### [Your instructions]
From the listing below, extract each line containing the string "spectrophotometry".

-- START OF Information shown --

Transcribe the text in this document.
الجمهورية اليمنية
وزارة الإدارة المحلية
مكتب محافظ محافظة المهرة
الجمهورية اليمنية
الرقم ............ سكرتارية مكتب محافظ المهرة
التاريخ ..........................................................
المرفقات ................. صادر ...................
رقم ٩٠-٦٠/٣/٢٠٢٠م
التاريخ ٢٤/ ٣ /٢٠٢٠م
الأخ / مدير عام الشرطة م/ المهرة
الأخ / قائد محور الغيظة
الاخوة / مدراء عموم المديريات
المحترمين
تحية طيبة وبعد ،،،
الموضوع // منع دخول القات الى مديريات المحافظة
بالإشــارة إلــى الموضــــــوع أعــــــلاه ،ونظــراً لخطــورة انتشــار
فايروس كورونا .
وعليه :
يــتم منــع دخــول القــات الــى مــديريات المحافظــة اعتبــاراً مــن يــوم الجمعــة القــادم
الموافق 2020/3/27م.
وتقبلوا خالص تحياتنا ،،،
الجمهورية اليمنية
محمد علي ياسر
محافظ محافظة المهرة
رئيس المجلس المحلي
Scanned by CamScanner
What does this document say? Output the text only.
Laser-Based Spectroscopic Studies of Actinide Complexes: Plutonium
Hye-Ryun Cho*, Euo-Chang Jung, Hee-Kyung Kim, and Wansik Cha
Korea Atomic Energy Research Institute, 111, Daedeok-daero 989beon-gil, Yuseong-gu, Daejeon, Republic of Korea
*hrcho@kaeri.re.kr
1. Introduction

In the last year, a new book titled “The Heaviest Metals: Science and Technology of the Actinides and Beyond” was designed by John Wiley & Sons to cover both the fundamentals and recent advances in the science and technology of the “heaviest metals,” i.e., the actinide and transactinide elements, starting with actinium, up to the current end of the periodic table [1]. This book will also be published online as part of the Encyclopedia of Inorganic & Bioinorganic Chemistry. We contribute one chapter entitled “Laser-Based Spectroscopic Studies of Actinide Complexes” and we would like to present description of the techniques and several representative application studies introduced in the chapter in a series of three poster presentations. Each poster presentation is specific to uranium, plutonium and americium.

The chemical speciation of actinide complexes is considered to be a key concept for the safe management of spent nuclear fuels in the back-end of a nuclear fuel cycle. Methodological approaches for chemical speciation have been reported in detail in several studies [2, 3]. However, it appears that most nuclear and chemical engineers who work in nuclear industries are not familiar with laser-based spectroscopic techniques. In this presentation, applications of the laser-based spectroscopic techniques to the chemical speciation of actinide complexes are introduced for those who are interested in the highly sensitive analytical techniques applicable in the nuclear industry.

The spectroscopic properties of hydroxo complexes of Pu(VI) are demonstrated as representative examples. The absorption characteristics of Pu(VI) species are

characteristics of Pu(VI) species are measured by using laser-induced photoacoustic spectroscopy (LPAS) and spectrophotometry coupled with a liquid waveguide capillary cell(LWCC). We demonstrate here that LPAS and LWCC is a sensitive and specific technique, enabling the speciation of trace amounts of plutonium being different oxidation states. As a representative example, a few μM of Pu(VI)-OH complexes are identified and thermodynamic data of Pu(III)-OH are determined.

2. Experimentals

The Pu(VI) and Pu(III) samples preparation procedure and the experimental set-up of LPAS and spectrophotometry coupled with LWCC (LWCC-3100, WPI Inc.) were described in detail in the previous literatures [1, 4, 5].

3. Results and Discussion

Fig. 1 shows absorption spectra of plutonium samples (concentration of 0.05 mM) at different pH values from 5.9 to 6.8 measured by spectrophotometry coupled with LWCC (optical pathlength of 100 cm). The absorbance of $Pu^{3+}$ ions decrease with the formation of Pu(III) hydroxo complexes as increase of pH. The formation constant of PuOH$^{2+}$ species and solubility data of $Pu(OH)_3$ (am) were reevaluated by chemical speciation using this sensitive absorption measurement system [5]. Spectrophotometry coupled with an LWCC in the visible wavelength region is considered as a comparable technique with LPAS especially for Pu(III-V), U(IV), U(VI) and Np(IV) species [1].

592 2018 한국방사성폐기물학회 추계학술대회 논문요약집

-- END OF Information shown --

### [Output of the exercise]
characteristics of Pu(VI) species are measured by using laser-induced photoacoustic spectroscopy (LPAS) and spectrophotometry coupled with a liquid waveguide capillary cell(LWCC). We demonstrate here that LPAS and LWCC is a sensitive and specific technique, enabling the speciation of trace amounts of plutonium being different oxidation states. As a representative example, a few μM of Pu(VI)-OH complexes are identified and thermodynamic data of Pu(III)-OH are determined.
The Pu(VI) and Pu(III) samples preparation procedure and the experimental set-up of LPAS and spectrophotometry coupled with LWCC (LWCC-3100, WPI Inc.) were described in detail in the previous literatures [1, 4, 5].
Fig. 1 shows absorption spectra of plutonium samples (concentration of 0.05 mM) at different pH values from 5.9 to 6.8 measured by spectrophotometry coupled with LWCC (optical pathlength of 100 cm). The absorbance of $Pu^{3+}$ ions decrease with the formation of Pu(III) hydroxo complexes as increase of pH. The formation constant of PuOH$^{2+}$ species and solubility data of $Pu(OH)_3$ (am) were reevaluated by chemical speciation using this sensitive absorption measurement system [5]. Spectrophotometry coupled with an LWCC in the visible wavelength region is considered as a comparable technique with LPAS especially for Pu(III-V), U(IV), U(VI) and Np(IV) species [1].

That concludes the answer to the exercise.